What is required: Extract from the listing each line in which the word "ylabel" appears.

━━━━━━━━

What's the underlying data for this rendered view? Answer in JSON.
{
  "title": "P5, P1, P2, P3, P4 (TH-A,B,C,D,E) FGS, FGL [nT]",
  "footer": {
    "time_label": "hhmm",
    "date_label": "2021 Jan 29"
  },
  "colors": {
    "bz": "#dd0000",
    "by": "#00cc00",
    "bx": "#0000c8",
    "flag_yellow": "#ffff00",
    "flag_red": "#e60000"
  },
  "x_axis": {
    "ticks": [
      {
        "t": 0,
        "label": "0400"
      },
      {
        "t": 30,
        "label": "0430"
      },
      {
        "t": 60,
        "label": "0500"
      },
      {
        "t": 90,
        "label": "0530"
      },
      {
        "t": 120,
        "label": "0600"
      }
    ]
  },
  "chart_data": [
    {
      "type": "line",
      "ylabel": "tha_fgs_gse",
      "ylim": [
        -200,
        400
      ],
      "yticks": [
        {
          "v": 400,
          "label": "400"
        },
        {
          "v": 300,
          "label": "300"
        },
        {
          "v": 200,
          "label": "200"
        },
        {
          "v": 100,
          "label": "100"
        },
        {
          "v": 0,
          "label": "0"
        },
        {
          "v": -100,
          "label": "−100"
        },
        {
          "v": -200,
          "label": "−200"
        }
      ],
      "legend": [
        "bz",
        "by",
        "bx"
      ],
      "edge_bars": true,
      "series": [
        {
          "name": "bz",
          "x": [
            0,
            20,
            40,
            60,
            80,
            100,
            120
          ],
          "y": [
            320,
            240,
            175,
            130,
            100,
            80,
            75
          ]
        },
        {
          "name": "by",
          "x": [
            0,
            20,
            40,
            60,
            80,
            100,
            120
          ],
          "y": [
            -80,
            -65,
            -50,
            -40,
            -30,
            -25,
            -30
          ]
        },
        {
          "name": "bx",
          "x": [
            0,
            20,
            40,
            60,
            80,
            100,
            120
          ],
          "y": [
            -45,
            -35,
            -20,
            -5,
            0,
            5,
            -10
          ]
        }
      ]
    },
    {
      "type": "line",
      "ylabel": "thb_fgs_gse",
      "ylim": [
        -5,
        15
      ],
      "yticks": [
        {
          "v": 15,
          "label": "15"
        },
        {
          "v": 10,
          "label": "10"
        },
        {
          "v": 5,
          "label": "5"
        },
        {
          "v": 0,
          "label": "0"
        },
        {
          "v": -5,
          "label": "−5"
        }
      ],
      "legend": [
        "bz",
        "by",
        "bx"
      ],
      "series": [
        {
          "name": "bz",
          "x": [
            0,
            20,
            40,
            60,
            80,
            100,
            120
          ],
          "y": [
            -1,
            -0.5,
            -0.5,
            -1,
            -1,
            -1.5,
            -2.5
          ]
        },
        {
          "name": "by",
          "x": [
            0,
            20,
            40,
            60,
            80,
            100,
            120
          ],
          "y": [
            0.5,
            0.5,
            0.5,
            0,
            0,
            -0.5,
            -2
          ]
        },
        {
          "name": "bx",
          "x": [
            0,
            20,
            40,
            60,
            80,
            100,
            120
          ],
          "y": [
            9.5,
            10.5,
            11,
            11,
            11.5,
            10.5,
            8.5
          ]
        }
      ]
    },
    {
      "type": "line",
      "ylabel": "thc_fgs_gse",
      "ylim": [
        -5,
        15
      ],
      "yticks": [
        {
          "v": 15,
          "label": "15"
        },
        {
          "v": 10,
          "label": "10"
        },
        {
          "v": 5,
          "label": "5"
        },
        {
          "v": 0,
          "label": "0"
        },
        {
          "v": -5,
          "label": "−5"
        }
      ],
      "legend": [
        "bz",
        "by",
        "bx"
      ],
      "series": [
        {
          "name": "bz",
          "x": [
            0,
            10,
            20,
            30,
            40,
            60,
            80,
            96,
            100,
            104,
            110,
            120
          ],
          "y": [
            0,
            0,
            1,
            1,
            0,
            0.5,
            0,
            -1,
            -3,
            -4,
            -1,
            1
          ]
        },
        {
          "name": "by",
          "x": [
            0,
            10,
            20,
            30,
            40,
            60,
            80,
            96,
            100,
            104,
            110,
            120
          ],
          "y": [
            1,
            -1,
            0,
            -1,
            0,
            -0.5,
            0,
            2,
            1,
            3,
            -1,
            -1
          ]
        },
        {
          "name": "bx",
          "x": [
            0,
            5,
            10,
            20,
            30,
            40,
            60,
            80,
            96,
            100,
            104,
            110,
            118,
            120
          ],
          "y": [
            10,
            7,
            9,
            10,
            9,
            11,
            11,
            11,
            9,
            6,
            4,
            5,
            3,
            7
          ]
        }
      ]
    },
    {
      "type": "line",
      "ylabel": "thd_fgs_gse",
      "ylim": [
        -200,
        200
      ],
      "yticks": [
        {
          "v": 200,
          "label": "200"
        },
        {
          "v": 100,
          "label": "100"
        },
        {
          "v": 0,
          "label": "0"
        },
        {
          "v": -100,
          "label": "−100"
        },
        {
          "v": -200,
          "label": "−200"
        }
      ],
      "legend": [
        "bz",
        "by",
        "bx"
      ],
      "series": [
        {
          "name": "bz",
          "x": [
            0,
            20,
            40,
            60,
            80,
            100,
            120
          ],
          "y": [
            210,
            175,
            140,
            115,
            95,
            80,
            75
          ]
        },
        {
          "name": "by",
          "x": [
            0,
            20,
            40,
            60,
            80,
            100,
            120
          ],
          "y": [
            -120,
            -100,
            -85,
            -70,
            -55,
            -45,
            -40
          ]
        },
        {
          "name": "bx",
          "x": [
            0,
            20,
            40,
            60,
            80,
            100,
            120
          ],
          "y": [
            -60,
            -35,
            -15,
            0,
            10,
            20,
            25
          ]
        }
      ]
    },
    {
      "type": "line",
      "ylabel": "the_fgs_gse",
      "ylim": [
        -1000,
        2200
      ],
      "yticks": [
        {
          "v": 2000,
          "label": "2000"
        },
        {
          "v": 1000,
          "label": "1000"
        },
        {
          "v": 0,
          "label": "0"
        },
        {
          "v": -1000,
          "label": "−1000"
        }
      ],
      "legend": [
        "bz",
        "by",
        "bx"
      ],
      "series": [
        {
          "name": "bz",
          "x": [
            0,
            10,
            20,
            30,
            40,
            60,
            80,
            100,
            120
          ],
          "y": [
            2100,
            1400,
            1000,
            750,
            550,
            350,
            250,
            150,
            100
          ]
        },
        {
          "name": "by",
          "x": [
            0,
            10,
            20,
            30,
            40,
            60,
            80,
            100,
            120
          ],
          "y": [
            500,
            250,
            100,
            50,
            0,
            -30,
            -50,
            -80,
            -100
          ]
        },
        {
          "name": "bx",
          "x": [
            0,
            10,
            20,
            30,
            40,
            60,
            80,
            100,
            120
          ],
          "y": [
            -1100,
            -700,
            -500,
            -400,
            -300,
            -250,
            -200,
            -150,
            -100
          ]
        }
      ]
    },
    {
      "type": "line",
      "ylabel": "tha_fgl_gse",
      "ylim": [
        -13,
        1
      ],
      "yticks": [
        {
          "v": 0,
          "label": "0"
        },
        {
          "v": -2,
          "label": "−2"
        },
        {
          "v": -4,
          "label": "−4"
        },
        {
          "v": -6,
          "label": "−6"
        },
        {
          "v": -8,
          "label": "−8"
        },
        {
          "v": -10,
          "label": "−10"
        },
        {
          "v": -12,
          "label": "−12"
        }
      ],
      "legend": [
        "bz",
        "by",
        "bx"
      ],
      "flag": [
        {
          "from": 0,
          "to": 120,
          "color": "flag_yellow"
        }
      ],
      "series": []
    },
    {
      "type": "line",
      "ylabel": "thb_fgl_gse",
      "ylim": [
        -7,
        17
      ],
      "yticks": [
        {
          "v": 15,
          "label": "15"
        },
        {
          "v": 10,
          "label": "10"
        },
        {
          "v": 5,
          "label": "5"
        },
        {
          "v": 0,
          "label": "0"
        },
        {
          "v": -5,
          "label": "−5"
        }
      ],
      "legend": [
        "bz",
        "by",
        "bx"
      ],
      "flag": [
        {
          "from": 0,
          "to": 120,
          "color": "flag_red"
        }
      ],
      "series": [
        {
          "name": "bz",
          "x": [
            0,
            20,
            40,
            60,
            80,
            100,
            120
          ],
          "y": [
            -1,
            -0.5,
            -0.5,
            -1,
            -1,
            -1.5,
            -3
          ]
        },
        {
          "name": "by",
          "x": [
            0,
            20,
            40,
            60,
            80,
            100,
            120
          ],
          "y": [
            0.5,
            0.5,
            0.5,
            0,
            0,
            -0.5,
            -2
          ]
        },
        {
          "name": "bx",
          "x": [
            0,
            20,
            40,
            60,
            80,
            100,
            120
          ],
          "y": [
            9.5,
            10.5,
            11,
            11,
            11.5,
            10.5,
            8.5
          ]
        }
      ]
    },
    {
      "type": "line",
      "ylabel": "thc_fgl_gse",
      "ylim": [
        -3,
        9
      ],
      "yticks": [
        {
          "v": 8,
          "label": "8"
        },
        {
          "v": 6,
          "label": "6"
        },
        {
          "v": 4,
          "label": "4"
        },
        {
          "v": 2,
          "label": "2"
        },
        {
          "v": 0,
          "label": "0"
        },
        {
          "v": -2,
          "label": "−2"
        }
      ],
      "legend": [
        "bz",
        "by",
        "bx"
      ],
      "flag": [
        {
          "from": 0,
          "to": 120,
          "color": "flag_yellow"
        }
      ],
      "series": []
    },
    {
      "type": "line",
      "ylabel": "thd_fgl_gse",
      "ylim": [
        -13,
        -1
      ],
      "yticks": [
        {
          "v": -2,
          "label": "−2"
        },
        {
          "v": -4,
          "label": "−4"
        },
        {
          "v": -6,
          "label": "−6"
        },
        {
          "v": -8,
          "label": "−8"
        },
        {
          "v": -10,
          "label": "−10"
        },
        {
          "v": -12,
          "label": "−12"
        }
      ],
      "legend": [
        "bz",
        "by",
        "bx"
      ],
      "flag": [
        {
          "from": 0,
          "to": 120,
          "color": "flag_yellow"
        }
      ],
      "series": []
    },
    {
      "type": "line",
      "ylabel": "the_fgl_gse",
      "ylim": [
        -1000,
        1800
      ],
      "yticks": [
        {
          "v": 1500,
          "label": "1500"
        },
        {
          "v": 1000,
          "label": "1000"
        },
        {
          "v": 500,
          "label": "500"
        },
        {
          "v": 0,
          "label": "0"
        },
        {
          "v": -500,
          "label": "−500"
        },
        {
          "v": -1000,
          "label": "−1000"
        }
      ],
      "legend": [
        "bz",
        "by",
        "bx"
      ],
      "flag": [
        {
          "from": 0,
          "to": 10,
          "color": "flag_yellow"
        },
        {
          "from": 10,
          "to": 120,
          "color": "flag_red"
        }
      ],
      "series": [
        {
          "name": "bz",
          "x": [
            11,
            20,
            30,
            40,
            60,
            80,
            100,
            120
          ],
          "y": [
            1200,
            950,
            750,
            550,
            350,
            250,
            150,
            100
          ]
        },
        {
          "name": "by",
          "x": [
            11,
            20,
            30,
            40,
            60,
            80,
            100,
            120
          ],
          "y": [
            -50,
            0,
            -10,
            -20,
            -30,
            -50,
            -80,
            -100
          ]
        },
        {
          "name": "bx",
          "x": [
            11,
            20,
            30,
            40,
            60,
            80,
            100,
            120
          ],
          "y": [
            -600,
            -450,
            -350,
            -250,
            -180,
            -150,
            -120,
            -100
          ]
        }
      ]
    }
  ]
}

━━━━━━━━

Output below:
      "ylabel": "tha_fgs_gse",
      "ylabel": "thb_fgs_gse",
      "ylabel": "thc_fgs_gse",
      "ylabel": "thd_fgs_gse",
      "ylabel": "the_fgs_gse",
      "ylabel": "tha_fgl_gse",
      "ylabel": "thb_fgl_gse",
      "ylabel": "thc_fgl_gse",
      "ylabel": "thd_fgl_gse",
      "ylabel": "the_fgl_gse",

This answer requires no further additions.